## AIM
Scan the entries below and extract each line with the word "Publication" in it.

[Records from a data source]
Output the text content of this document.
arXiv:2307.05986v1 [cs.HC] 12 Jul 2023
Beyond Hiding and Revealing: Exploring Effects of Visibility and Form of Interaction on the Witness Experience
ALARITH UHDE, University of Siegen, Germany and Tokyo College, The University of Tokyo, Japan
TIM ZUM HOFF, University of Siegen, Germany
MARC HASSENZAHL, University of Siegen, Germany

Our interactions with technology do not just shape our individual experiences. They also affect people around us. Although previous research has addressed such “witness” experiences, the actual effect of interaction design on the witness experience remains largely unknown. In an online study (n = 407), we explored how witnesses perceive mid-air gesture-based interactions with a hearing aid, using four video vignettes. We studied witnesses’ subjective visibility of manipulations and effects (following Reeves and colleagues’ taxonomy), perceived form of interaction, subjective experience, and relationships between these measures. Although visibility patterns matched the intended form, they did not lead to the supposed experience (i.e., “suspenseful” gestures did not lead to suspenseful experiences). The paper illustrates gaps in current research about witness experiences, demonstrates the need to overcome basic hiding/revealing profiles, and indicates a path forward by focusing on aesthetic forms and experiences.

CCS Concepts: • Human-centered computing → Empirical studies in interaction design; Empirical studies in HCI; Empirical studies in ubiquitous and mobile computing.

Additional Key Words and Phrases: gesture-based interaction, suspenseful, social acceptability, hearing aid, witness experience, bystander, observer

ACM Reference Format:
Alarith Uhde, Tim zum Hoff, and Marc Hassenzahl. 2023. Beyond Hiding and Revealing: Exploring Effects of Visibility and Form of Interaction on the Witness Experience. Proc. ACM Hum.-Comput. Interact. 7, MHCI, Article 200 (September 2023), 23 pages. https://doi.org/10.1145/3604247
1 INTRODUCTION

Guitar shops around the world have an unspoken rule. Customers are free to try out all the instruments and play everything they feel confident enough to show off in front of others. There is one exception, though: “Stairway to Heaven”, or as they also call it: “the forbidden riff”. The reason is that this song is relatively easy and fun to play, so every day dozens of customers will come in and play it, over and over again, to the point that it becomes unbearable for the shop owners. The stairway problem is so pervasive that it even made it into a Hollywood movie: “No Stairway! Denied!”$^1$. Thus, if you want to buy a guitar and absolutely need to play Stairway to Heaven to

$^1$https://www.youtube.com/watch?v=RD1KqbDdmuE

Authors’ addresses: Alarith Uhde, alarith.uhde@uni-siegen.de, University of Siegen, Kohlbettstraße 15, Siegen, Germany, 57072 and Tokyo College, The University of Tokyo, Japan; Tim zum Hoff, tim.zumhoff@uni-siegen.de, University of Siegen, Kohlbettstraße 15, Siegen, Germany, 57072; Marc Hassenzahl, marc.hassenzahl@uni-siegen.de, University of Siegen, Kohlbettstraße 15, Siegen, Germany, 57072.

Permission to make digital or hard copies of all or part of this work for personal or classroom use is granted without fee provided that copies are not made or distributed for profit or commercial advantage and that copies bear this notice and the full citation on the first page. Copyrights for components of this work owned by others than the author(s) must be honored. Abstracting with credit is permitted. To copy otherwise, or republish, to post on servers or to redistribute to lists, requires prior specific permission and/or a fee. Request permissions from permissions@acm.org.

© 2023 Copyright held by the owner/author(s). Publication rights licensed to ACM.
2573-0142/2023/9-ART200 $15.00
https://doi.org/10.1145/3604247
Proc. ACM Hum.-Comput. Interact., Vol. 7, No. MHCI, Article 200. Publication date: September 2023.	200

## FINAL RESULT
© 2023 Copyright held by the owner/author(s). Publication rights licensed to ACM.
Proc. ACM Hum.-Comput. Interact., Vol. 7, No. MHCI, Article 200. Publication date: September 2023.	200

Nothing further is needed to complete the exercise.